**Work to complete**. Skip the pictures and extract all of the lines exactly as written.

"""

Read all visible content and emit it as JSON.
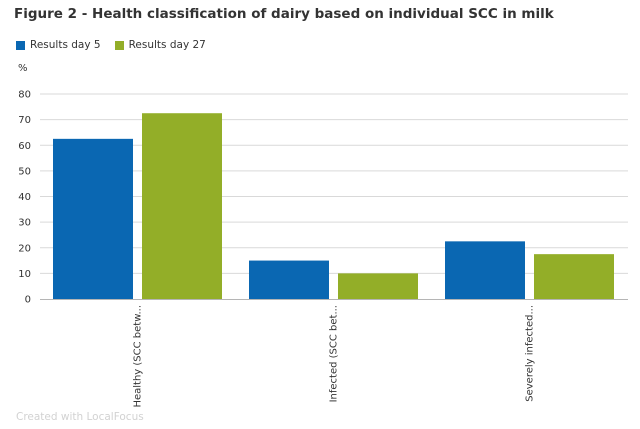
{
  "title": "Figure 2 - Health classification of dairy based on individual SCC in milk",
  "footer": "Created with LocalFocus",
  "chart_data": {
    "type": "bar",
    "unit": "%",
    "ylim": [
      0,
      80
    ],
    "yticks": [
      0,
      10,
      20,
      30,
      40,
      50,
      60,
      70,
      80
    ],
    "grid": true,
    "legend_position": "top-left",
    "categories": [
      "Healthy (SCC betw...",
      "Infected (SCC bet...",
      "Severely infected..."
    ],
    "series": [
      {
        "name": "Results day 5",
        "color": "#0a67b2",
        "values": [
          62.5,
          15,
          22.5
        ]
      },
      {
        "name": "Results day 27",
        "color": "#93ae28",
        "values": [
          72.5,
          10,
          17.5
        ]
      }
    ]
  }
}
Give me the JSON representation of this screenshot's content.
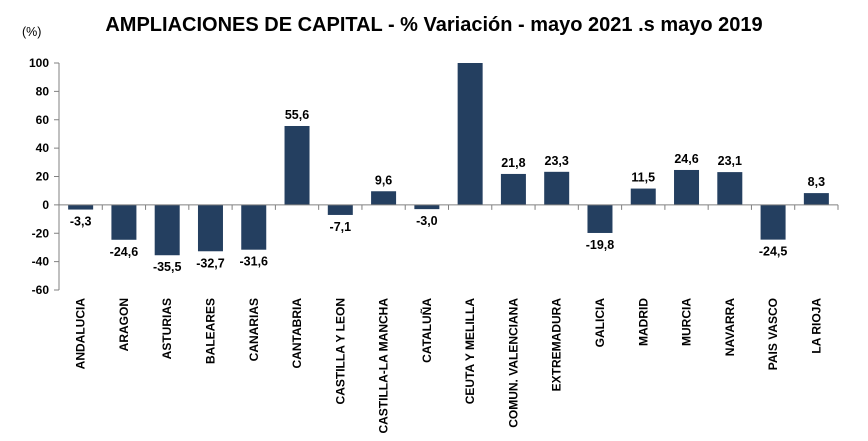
{
  "chart_data": {
    "type": "bar",
    "title": "AMPLIACIONES DE CAPITAL - % Variación - mayo 2021 .s mayo 2019",
    "unit_label": "(%)",
    "xlabel": "",
    "ylabel": "",
    "ylim": [
      -60,
      100
    ],
    "yticks": [
      100,
      80,
      60,
      40,
      20,
      0,
      -20,
      -40,
      -60
    ],
    "grid": false,
    "categories": [
      "ANDALUCIA",
      "ARAGON",
      "ASTURIAS",
      "BALEARES",
      "CANARIAS",
      "CANTABRIA",
      "CASTILLA Y LEON",
      "CASTILLA-LA MANCHA",
      "CATALUÑA",
      "CEUTA Y MELILLA",
      "COMUN. VALENCIANA",
      "EXTREMADURA",
      "GALICIA",
      "MADRID",
      "MURCIA",
      "NAVARRA",
      "PAIS VASCO",
      "LA RIOJA"
    ],
    "values": [
      -3.3,
      -24.6,
      -35.5,
      -32.7,
      -31.6,
      55.6,
      -7.1,
      9.6,
      -3.0,
      100,
      21.8,
      23.3,
      -19.8,
      11.5,
      24.6,
      23.1,
      -24.5,
      8.3
    ],
    "data_labels": [
      "-3,3",
      "-24,6",
      "-35,5",
      "-32,7",
      "-31,6",
      "55,6",
      "-7,1",
      "9,6",
      "-3,0",
      "",
      "21,8",
      "23,3",
      "-19,8",
      "11,5",
      "24,6",
      "23,1",
      "-24,5",
      "8,3"
    ],
    "bar_color": "#243f60"
  }
}
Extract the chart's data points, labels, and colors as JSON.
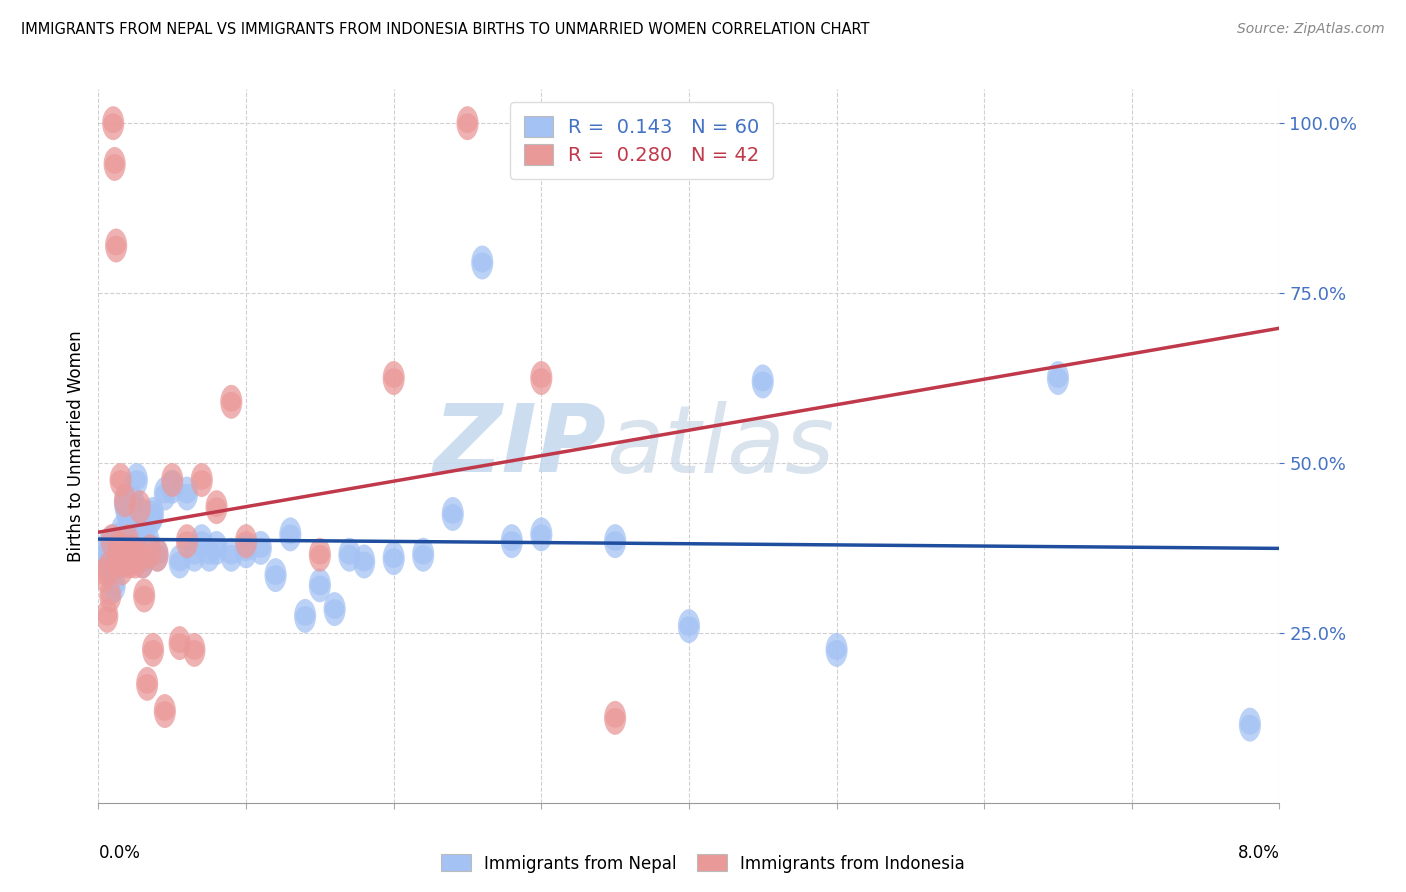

"""

**Solution for this exercise**.
Read all visible content and emit it as JSON.
{
  "title": "Figure 2 - Health classification of dairy based on individual SCC in milk",
  "footer": "Created with LocalFocus",
  "chart_data": {
    "type": "bar",
    "unit": "%",
    "ylim": [
      0,
      80
    ],
    "yticks": [
      0,
      10,
      20,
      30,
      40,
      50,
      60,
      70,
      80
    ],
    "grid": true,
    "legend_position": "top-left",
    "categories": [
      "Healthy (SCC betw...",
      "Infected (SCC bet...",
      "Severely infected..."
    ],
    "series": [
      {
        "name": "Results day 5",
        "color": "#0a67b2",
        "values": [
          62.5,
          15,
          22.5
        ]
      },
      {
        "name": "Results day 27",
        "color": "#93ae28",
        "values": [
          72.5,
          10,
          17.5
        ]
      }
    ]
  }
}
Give me the JSON representation of this screenshot's content.
{
  "chart_data": {
    "type": "bar",
    "title": "AMPLIACIONES DE CAPITAL - % Variación - mayo 2021 .s mayo 2019",
    "unit_label": "(%)",
    "xlabel": "",
    "ylabel": "",
    "ylim": [
      -60,
      100
    ],
    "yticks": [
      100,
      80,
      60,
      40,
      20,
      0,
      -20,
      -40,
      -60
    ],
    "grid": false,
    "categories": [
      "ANDALUCIA",
      "ARAGON",
      "ASTURIAS",
      "BALEARES",
      "CANARIAS",
      "CANTABRIA",
      "CASTILLA Y LEON",
      "CASTILLA-LA MANCHA",
      "CATALUÑA",
      "CEUTA Y MELILLA",
      "COMUN. VALENCIANA",
      "EXTREMADURA",
      "GALICIA",
      "MADRID",
      "MURCIA",
      "NAVARRA",
      "PAIS VASCO",
      "LA RIOJA"
    ],
    "values": [
      -3.3,
      -24.6,
      -35.5,
      -32.7,
      -31.6,
      55.6,
      -7.1,
      9.6,
      -3.0,
      100,
      21.8,
      23.3,
      -19.8,
      11.5,
      24.6,
      23.1,
      -24.5,
      8.3
    ],
    "data_labels": [
      "-3,3",
      "-24,6",
      "-35,5",
      "-32,7",
      "-31,6",
      "55,6",
      "-7,1",
      "9,6",
      "-3,0",
      "",
      "21,8",
      "23,3",
      "-19,8",
      "11,5",
      "24,6",
      "23,1",
      "-24,5",
      "8,3"
    ],
    "bar_color": "#243f60"
  }
}
Extract the chart's data points, labels, and colors as JSON.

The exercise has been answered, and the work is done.